Look through the material and tally each line bearing the word "ylabel". Give only the total.

★ ★ ★

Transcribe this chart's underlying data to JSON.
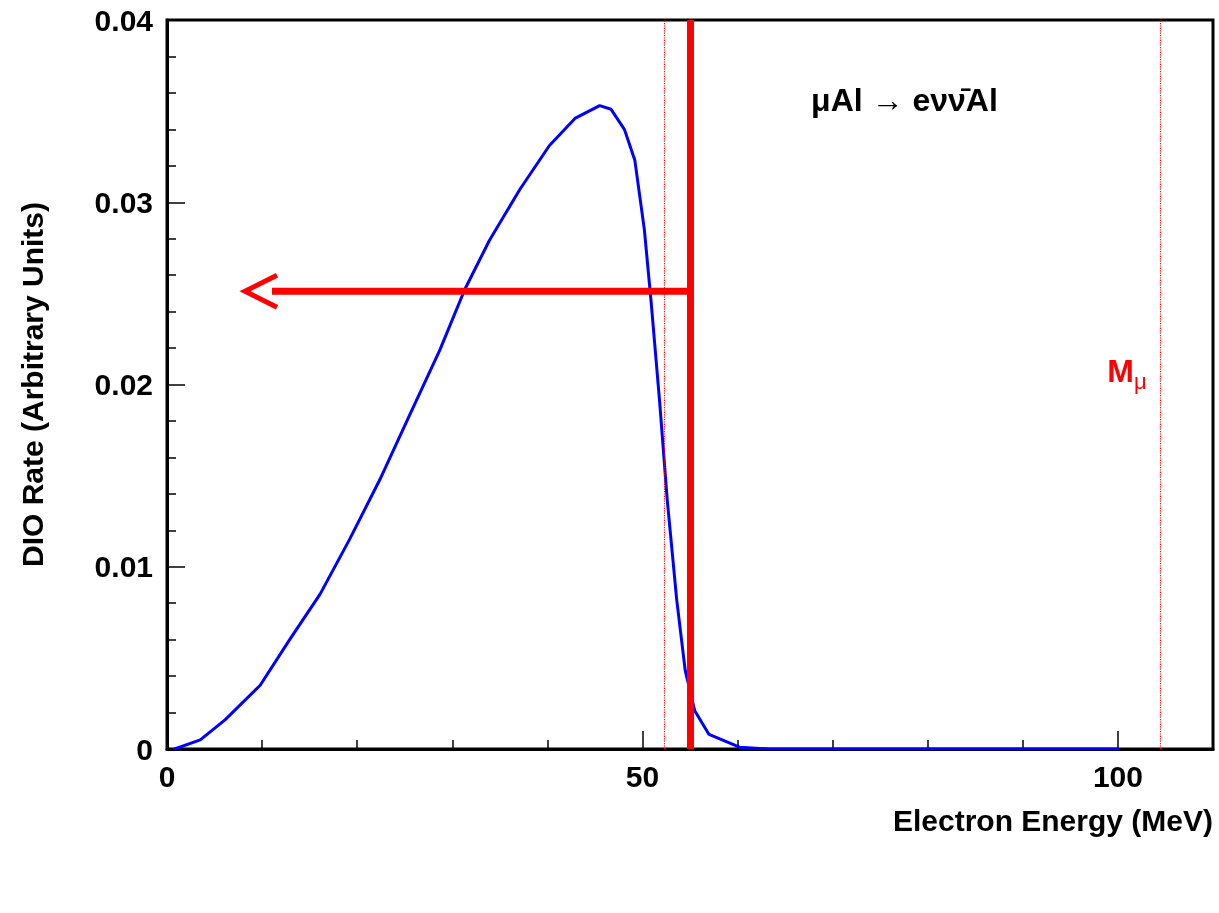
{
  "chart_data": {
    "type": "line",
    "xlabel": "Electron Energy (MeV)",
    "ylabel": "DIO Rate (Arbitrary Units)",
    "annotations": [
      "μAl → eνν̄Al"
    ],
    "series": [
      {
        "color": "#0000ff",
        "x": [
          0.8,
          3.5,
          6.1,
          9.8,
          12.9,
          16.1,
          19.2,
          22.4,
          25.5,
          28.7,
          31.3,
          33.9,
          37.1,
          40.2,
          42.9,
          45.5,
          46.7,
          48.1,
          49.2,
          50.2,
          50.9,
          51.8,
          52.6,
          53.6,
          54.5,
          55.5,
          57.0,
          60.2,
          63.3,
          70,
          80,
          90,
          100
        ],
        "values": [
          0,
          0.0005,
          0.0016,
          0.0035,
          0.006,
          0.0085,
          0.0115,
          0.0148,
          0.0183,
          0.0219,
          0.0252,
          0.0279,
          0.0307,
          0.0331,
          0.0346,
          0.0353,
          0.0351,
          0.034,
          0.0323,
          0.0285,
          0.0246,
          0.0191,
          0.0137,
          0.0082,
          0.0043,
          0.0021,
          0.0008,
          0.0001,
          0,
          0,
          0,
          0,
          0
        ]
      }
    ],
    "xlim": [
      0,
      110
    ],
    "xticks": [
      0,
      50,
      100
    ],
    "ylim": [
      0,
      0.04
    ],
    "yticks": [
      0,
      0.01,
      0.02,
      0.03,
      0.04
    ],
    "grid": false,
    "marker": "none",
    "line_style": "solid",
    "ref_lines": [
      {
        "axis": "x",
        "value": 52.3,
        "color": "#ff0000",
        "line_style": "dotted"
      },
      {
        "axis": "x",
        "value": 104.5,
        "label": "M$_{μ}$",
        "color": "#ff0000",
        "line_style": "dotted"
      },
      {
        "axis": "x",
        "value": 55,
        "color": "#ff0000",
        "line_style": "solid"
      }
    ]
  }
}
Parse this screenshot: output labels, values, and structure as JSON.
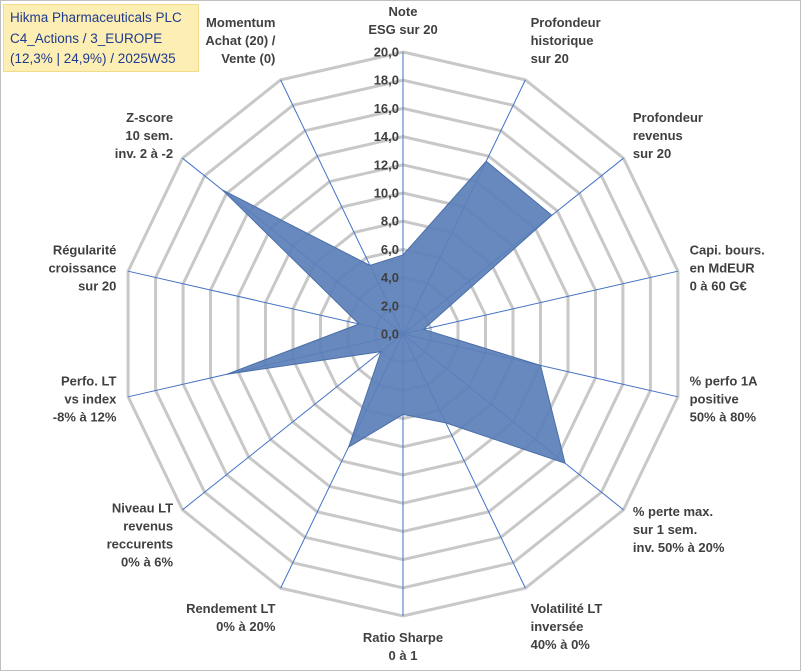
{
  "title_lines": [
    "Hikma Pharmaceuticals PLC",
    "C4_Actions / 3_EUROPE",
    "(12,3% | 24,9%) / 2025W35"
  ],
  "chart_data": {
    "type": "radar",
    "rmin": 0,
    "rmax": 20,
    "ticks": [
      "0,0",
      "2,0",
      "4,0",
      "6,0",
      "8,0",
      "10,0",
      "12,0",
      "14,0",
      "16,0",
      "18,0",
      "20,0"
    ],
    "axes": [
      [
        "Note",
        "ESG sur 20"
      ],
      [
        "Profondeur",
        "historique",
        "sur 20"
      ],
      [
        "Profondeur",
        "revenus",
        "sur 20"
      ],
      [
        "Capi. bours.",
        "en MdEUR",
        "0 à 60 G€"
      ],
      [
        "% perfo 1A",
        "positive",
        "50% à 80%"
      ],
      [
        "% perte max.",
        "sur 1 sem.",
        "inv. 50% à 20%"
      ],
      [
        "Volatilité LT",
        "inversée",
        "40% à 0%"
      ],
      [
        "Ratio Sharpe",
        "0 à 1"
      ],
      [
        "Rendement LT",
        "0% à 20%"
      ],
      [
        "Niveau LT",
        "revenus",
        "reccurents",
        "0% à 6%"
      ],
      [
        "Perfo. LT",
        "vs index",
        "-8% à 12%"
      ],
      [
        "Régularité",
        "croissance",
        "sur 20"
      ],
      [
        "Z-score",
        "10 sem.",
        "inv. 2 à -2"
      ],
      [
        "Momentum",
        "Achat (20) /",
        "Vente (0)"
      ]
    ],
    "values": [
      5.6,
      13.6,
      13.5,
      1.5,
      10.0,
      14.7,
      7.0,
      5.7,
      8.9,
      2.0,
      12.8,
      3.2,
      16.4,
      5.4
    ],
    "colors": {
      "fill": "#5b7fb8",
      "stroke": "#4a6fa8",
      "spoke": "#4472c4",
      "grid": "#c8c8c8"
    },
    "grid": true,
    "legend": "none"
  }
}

★ ★ ★

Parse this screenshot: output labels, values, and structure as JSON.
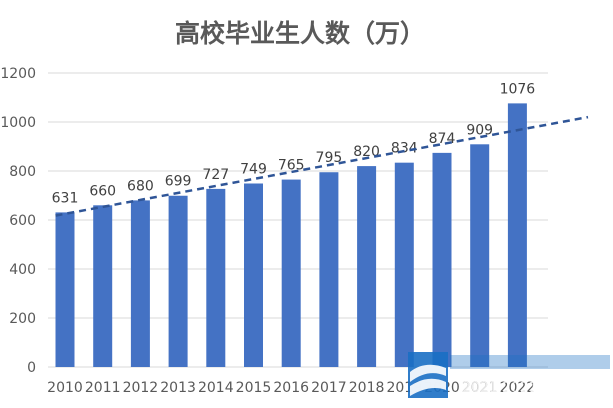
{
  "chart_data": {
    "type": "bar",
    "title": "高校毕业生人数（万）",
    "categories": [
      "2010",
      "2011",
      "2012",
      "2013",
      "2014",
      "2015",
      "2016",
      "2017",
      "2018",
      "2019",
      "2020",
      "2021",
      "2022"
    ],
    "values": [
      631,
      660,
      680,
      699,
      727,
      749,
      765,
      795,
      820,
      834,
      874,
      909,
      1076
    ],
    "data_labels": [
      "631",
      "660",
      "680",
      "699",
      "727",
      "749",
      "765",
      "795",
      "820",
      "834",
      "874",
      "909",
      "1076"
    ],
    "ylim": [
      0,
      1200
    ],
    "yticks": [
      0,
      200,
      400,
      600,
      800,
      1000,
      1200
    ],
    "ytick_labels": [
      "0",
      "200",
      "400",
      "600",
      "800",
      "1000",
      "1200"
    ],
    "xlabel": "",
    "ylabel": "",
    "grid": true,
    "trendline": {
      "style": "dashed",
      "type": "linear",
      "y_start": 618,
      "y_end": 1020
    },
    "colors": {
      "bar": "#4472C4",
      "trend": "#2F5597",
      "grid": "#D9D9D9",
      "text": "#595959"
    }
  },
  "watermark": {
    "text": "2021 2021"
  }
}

★ ★ ★

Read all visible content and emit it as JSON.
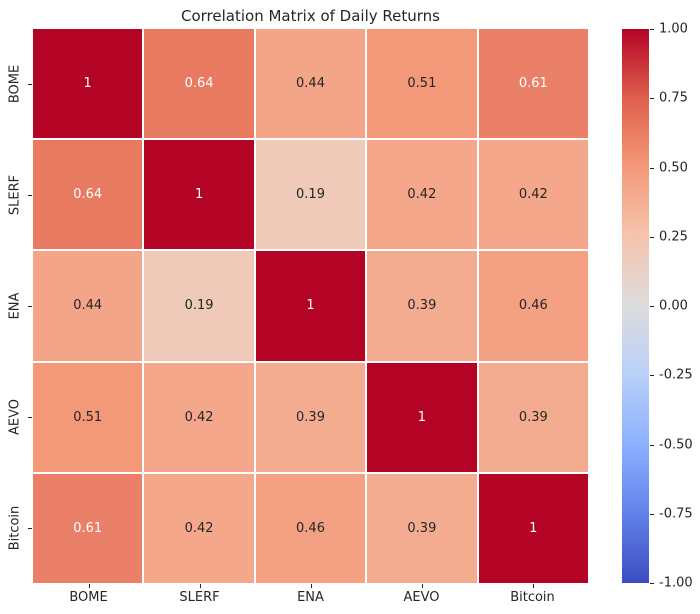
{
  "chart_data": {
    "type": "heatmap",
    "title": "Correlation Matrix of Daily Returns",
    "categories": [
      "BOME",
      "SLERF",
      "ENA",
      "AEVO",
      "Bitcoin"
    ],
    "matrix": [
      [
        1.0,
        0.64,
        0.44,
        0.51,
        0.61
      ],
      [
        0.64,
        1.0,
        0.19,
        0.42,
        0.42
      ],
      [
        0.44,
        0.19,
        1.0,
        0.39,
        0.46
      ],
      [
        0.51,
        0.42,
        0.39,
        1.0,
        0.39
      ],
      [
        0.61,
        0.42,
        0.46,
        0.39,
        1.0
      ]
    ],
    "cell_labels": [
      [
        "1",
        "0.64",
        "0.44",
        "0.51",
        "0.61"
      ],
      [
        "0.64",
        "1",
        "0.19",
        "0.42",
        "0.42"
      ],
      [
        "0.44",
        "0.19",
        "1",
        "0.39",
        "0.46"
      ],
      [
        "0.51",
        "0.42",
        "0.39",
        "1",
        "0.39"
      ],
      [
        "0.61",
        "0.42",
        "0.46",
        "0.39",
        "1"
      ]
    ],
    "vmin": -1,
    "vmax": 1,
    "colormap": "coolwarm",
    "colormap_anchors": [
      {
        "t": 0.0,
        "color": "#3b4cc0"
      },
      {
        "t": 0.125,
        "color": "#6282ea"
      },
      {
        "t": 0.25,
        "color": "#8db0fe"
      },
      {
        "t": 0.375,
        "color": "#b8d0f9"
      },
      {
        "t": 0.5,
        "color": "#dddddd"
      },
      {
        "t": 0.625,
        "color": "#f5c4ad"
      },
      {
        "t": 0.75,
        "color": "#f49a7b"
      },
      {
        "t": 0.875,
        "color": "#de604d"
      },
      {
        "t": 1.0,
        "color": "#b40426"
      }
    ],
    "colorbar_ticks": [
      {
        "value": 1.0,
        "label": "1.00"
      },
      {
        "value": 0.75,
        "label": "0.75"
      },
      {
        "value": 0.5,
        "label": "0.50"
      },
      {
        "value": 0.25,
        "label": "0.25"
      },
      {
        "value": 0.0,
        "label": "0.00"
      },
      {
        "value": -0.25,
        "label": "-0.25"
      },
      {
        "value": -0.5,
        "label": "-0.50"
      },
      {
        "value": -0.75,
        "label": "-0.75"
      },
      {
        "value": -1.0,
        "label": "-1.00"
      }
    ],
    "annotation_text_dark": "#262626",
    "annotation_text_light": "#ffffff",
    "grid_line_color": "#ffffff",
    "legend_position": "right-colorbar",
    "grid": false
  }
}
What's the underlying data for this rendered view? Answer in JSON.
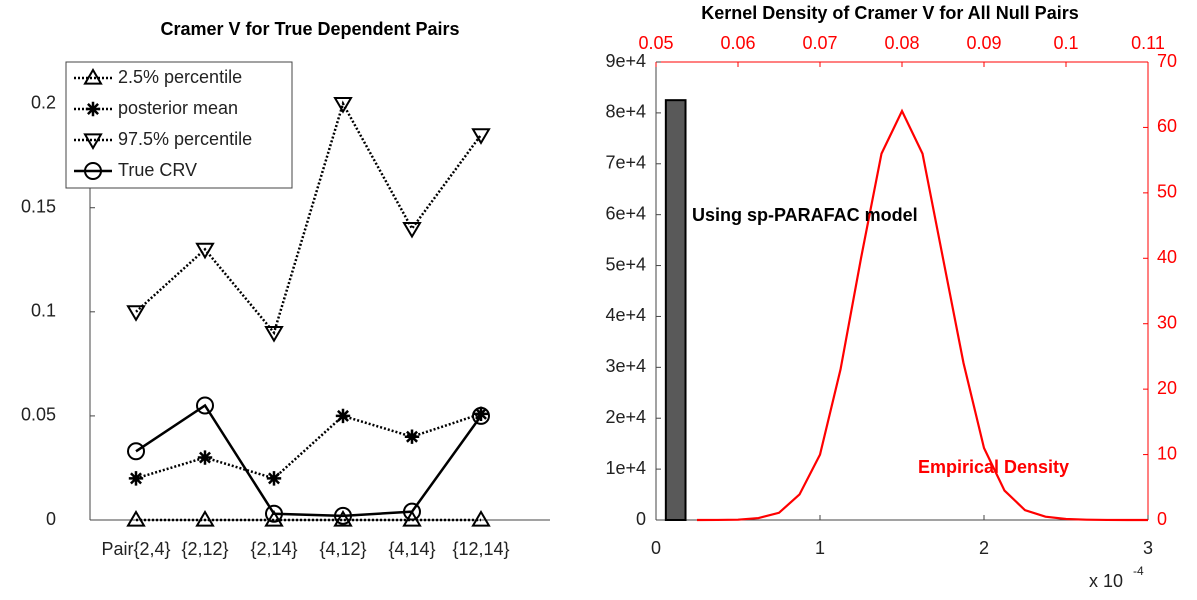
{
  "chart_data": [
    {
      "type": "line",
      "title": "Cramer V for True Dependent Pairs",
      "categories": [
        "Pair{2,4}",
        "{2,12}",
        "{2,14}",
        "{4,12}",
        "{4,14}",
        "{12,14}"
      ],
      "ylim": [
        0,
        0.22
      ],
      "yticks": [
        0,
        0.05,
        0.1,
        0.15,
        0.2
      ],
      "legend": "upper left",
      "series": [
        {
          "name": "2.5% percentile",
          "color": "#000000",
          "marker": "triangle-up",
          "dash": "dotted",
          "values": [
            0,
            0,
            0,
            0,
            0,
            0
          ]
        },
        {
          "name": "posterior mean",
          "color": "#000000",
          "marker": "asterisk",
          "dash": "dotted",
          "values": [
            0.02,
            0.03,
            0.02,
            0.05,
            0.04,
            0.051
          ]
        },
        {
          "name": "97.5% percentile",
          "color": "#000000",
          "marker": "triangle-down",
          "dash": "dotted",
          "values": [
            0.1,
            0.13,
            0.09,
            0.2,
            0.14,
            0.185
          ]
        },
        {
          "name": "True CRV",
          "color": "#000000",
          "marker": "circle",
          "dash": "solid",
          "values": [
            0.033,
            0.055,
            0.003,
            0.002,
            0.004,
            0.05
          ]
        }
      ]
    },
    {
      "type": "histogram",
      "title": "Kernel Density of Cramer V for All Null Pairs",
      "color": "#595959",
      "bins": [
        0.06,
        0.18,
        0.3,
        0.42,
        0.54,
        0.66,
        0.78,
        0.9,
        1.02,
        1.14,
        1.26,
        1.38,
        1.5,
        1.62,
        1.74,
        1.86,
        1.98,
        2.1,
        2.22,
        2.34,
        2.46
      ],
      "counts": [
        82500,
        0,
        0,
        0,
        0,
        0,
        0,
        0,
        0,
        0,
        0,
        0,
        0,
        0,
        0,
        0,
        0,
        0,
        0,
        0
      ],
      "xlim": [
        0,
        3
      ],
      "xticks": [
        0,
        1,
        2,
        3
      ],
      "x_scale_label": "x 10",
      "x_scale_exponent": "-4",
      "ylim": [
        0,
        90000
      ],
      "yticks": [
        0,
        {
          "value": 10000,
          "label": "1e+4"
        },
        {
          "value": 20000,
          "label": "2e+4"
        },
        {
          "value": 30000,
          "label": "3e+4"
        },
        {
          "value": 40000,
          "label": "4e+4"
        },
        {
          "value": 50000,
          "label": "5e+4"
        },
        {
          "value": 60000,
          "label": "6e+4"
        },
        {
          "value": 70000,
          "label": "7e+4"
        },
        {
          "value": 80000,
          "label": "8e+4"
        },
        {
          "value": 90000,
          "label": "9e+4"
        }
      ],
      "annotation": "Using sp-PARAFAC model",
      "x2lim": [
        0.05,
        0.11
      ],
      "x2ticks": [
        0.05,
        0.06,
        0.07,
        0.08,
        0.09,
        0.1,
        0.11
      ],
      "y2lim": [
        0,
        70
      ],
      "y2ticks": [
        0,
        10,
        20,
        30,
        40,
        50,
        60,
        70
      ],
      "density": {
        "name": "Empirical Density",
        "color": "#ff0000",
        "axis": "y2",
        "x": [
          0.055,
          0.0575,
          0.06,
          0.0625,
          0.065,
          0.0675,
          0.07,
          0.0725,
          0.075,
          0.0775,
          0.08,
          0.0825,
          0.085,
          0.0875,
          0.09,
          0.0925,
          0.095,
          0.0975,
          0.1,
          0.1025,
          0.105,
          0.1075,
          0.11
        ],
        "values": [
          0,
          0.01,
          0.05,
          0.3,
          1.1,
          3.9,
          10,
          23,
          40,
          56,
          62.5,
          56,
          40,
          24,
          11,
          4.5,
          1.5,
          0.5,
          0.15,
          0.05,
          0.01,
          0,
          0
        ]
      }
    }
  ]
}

★ ★ ★

ANSWER TO THIS EXERCISE => 2